Your goal:
Exactly reproduce each line of the listing that follows.

Data rows:
## START

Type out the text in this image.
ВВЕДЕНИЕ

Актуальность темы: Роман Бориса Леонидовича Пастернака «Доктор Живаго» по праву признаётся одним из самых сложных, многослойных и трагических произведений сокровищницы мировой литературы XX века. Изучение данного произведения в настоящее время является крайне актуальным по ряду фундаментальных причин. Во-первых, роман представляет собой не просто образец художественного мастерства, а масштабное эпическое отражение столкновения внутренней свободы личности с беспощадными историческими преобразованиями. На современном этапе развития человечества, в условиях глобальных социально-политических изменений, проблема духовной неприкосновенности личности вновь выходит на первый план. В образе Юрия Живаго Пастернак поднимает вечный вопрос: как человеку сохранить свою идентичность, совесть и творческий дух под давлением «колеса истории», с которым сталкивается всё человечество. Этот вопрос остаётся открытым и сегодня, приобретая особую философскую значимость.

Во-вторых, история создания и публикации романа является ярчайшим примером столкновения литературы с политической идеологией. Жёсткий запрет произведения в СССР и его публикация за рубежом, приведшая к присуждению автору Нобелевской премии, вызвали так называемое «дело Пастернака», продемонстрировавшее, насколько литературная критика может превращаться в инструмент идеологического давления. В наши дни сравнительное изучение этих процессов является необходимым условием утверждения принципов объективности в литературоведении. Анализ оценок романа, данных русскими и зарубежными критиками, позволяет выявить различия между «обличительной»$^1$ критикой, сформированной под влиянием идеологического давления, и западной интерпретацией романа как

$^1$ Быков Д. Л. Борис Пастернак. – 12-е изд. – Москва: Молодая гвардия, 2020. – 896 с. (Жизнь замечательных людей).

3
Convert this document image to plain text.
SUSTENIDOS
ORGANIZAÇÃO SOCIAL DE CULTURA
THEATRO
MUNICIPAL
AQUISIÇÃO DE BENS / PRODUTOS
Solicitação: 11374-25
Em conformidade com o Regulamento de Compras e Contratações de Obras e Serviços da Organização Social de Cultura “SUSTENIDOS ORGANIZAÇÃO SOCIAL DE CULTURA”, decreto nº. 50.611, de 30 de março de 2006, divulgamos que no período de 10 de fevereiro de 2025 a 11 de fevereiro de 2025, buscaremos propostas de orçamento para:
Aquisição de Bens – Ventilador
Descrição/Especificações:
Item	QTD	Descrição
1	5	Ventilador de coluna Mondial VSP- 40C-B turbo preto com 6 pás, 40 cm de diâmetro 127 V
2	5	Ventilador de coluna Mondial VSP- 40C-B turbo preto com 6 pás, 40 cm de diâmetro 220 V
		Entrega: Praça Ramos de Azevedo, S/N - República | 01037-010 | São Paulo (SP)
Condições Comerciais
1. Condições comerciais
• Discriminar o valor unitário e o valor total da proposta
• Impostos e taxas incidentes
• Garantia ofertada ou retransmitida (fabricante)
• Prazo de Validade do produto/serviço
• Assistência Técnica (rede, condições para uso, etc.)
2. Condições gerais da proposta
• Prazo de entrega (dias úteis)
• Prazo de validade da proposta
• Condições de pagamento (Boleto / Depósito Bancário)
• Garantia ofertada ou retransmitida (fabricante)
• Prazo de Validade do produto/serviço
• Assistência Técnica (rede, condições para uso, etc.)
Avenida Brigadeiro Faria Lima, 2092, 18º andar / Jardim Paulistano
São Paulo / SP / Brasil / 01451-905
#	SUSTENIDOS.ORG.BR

## END

Exercise result:
Type out the text in this image.
ВВЕДЕНИЕ

Актуальность темы: Роман Бориса Леонидовича Пастернака «Доктор Живаго» по праву признаётся одним из самых сложных, многослойных и трагических произведений сокровищницы мировой литературы XX века. Изучение данного произведения в настоящее время является крайне актуальным по ряду фундаментальных причин. Во-первых, роман представляет собой не просто образец художественного мастерства, а масштабное эпическое отражение столкновения внутренней свободы личности с беспощадными историческими преобразованиями. На современном этапе развития человечества, в условиях глобальных социально-политических изменений, проблема духовной неприкосновенности личности вновь выходит на первый план. В образе Юрия Живаго Пастернак поднимает вечный вопрос: как человеку сохранить свою идентичность, совесть и творческий дух под давлением «колеса истории», с которым сталкивается всё человечество. Этот вопрос остаётся открытым и сегодня, приобретая особую философскую значимость.

Во-вторых, история создания и публикации романа является ярчайшим примером столкновения литературы с политической идеологией. Жёсткий запрет произведения в СССР и его публикация за рубежом, приведшая к присуждению автору Нобелевской премии, вызвали так называемое «дело Пастернака», продемонстрировавшее, насколько литературная критика может превращаться в инструмент идеологического давления. В наши дни сравнительное изучение этих процессов является необходимым условием утверждения принципов объективности в литературоведении. Анализ оценок романа, данных русскими и зарубежными критиками, позволяет выявить различия между «обличительной»$^1$ критикой, сформированной под влиянием идеологического давления, и западной интерпретацией романа как

$^1$ Быков Д. Л. Борис Пастернак. – 12-е изд. – Москва: Молодая гвардия, 2020. – 896 с. (Жизнь замечательных людей).

3
Convert this document image to plain text.
SUSTENIDOS
ORGANIZAÇÃO SOCIAL DE CULTURA
THEATRO
MUNICIPAL
AQUISIÇÃO DE BENS / PRODUTOS
Solicitação: 11374-25
Em conformidade com o Regulamento de Compras e Contratações de Obras e Serviços da Organização Social de Cultura “SUSTENIDOS ORGANIZAÇÃO SOCIAL DE CULTURA”, decreto nº. 50.611, de 30 de março de 2006, divulgamos que no período de 10 de fevereiro de 2025 a 11 de fevereiro de 2025, buscaremos propostas de orçamento para:
Aquisição de Bens – Ventilador
Descrição/Especificações:
Item	QTD	Descrição
1	5	Ventilador de coluna Mondial VSP- 40C-B turbo preto com 6 pás, 40 cm de diâmetro 127 V
2	5	Ventilador de coluna Mondial VSP- 40C-B turbo preto com 6 pás, 40 cm de diâmetro 220 V
		Entrega: Praça Ramos de Azevedo, S/N - República | 01037-010 | São Paulo (SP)
Condições Comerciais
1. Condições comerciais
• Discriminar o valor unitário e o valor total da proposta
• Impostos e taxas incidentes
• Garantia ofertada ou retransmitida (fabricante)
• Prazo de Validade do produto/serviço
• Assistência Técnica (rede, condições para uso, etc.)
2. Condições gerais da proposta
• Prazo de entrega (dias úteis)
• Prazo de validade da proposta
• Condições de pagamento (Boleto / Depósito Bancário)
• Garantia ofertada ou retransmitida (fabricante)
• Prazo de Validade do produto/serviço
• Assistência Técnica (rede, condições para uso, etc.)
Avenida Brigadeiro Faria Lima, 2092, 18º andar / Jardim Paulistano
São Paulo / SP / Brasil / 01451-905
#	SUSTENIDOS.ORG.BR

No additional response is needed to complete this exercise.